= WRITTEN INSTRUCTION =
Repeat all the records exactly, omitting pictures.

= DATA SUPPLIED =
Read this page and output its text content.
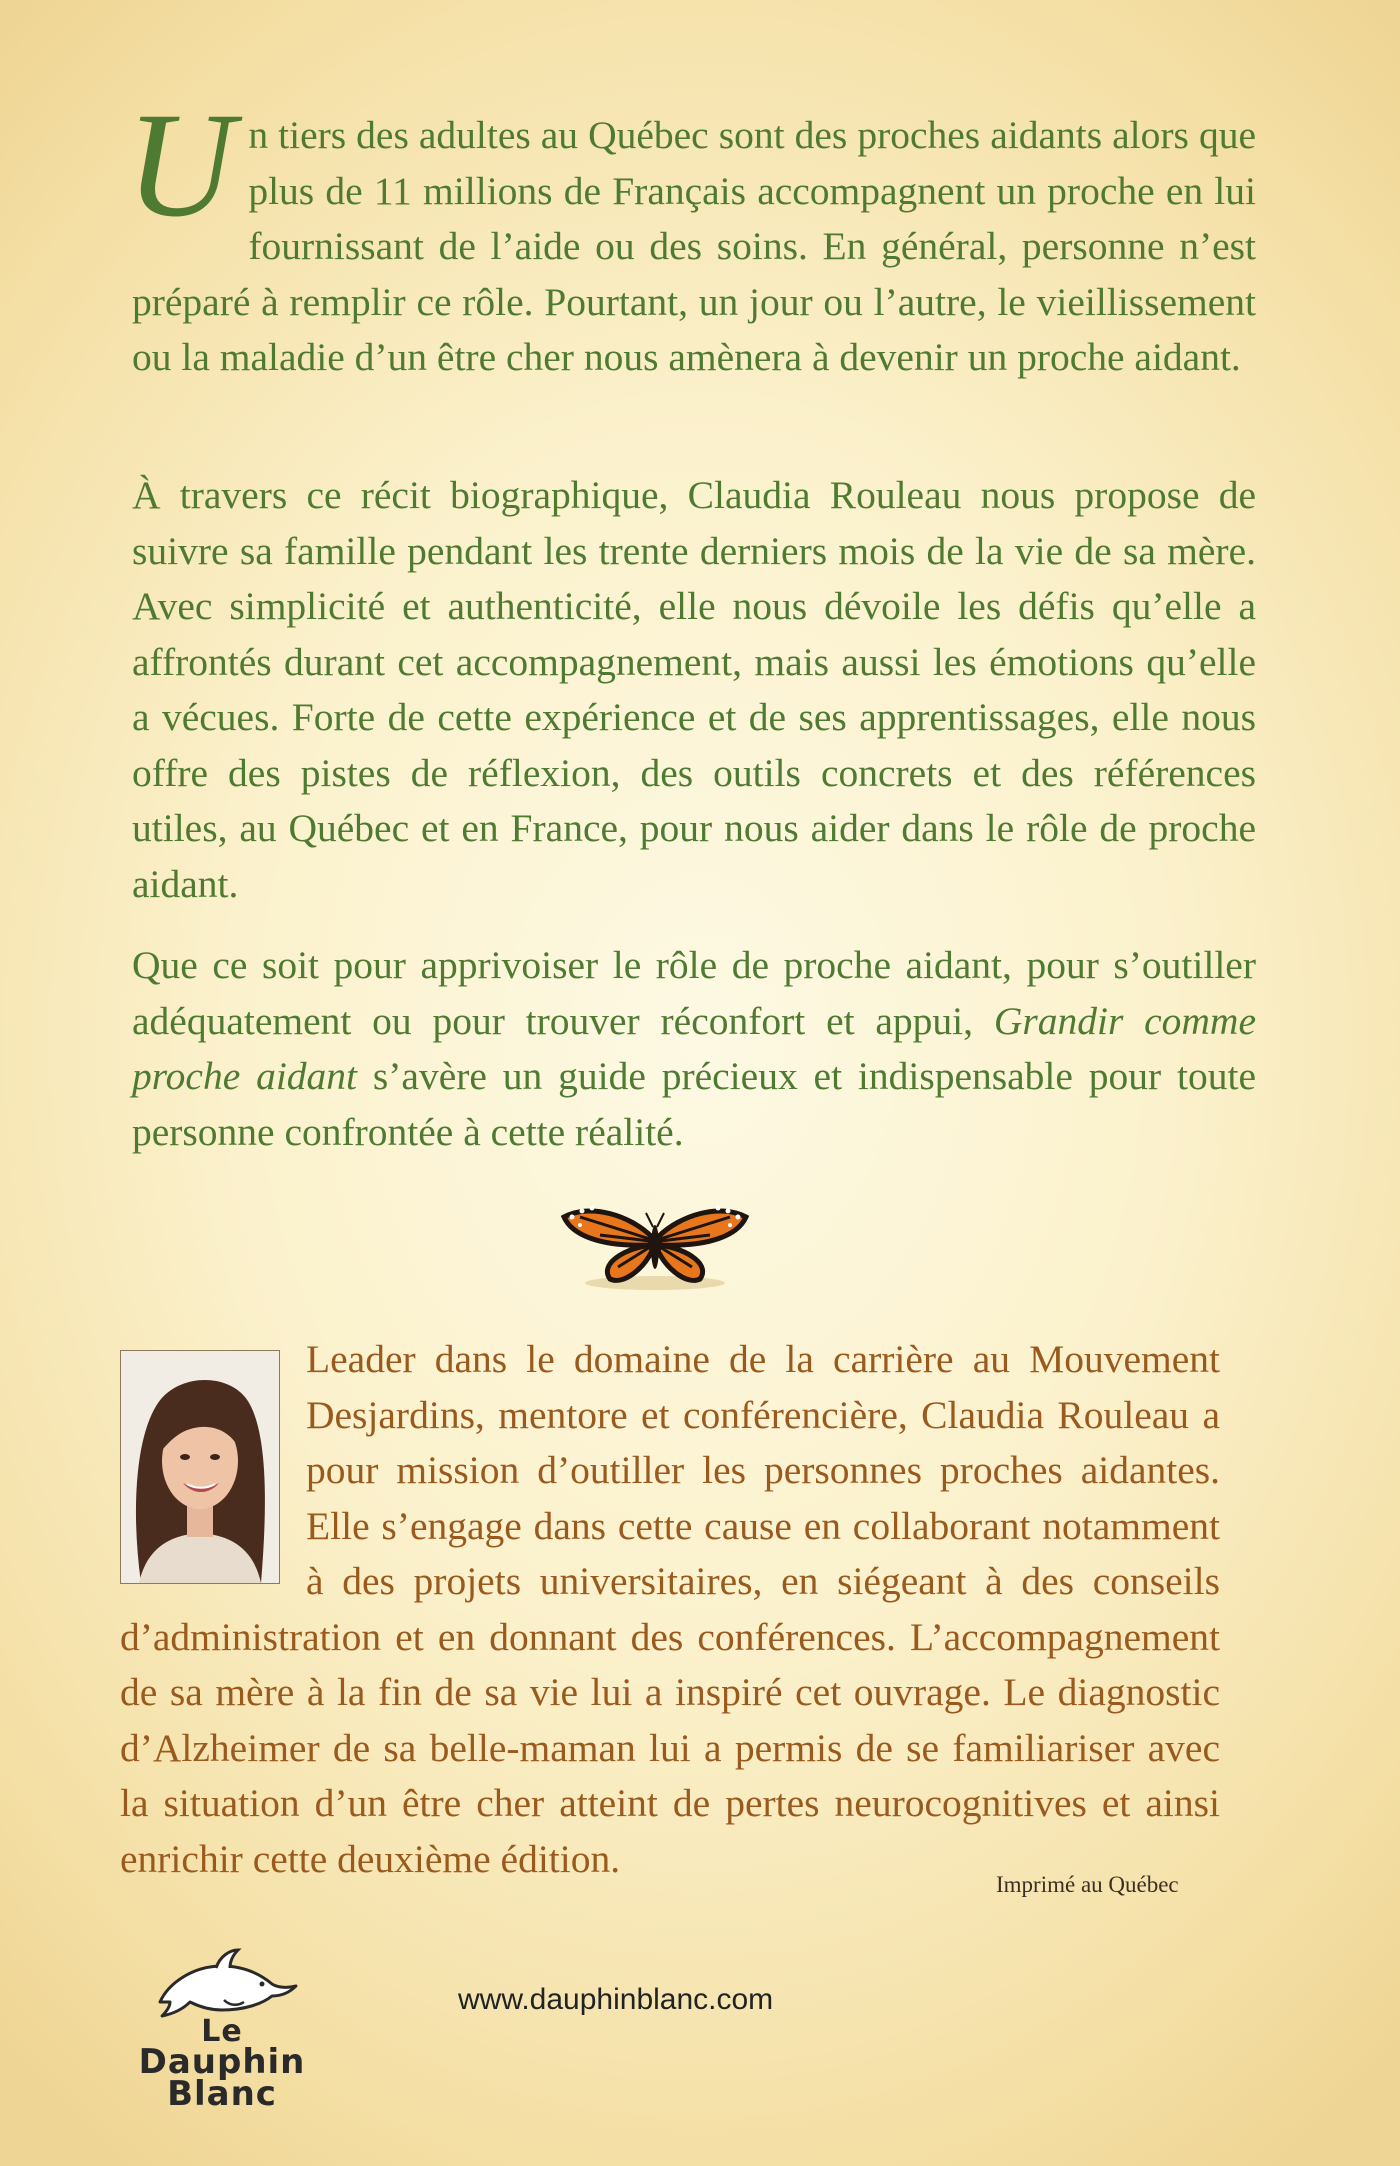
Un tiers des adultes au Québec sont des proches aidants alors que plus de 11 millions de Français accompagnent un proche en lui fournissant de l’aide ou des soins. En général, personne n’est préparé à remplir ce rôle. Pourtant, un jour ou l’autre, le vieillissement ou la maladie d’un être cher nous amènera à devenir un proche aidant.

À travers ce récit biographique, Claudia Rouleau nous propose de suivre sa famille pendant les trente derniers mois de la vie de sa mère. Avec simplicité et authenticité, elle nous dévoile les défis qu’elle a affrontés durant cet accompagnement, mais aussi les émotions qu’elle a vécues. Forte de cette expérience et de ses apprentissages, elle nous offre des pistes de réflexion, des outils concrets et des références utiles, au Québec et en France, pour nous aider dans le rôle de proche aidant.

Que ce soit pour apprivoiser le rôle de proche aidant, pour s’outiller adéquatement ou pour trouver réconfort et appui, Grandir comme proche aidant s’avère un guide précieux et indispensable pour toute personne confrontée à cette réalité.

Leader dans le domaine de la carrière au Mouvement Desjardins, mentore et conférencière, Claudia Rouleau a pour mission d’outiller les personnes proches aidantes. Elle s’engage dans cette cause en collaborant notamment à des projets universitaires, en siégeant à des conseils d’administration et en donnant des conférences. L’accompagnement de sa mère à la fin de sa vie lui a inspiré cet ouvrage. Le diagnostic d’Alzheimer de sa belle-maman lui a permis de se familiariser avec la situation d’un être cher atteint de pertes neurocognitives et ainsi enrichir cette deuxième édition.
Imprimé au Québec
Le
Dauphin
Blanc
www.dauphinblanc.com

= WORKED ANSWER =
Read this page and output its text content.
Un tiers des adultes au Québec sont des proches aidants alors que plus de 11 millions de Français accompagnent un proche en lui fournissant de l’aide ou des soins. En général, personne n’est préparé à remplir ce rôle. Pourtant, un jour ou l’autre, le vieillissement ou la maladie d’un être cher nous amènera à devenir un proche aidant.

À travers ce récit biographique, Claudia Rouleau nous propose de suivre sa famille pendant les trente derniers mois de la vie de sa mère. Avec simplicité et authenticité, elle nous dévoile les défis qu’elle a affrontés durant cet accompagnement, mais aussi les émotions qu’elle a vécues. Forte de cette expérience et de ses apprentissages, elle nous offre des pistes de réflexion, des outils concrets et des références utiles, au Québec et en France, pour nous aider dans le rôle de proche aidant.

Que ce soit pour apprivoiser le rôle de proche aidant, pour s’outiller adéquatement ou pour trouver réconfort et appui, Grandir comme proche aidant s’avère un guide précieux et indispensable pour toute personne confrontée à cette réalité.

Leader dans le domaine de la carrière au Mouvement Desjardins, mentore et conférencière, Claudia Rouleau a pour mission d’outiller les personnes proches aidantes. Elle s’engage dans cette cause en collaborant notamment à des projets universitaires, en siégeant à des conseils d’administration et en donnant des conférences. L’accompagnement de sa mère à la fin de sa vie lui a inspiré cet ouvrage. Le diagnostic d’Alzheimer de sa belle-maman lui a permis de se familiariser avec la situation d’un être cher atteint de pertes neurocognitives et ainsi enrichir cette deuxième édition.
Imprimé au Québec
Le
Dauphin
Blanc
www.dauphinblanc.com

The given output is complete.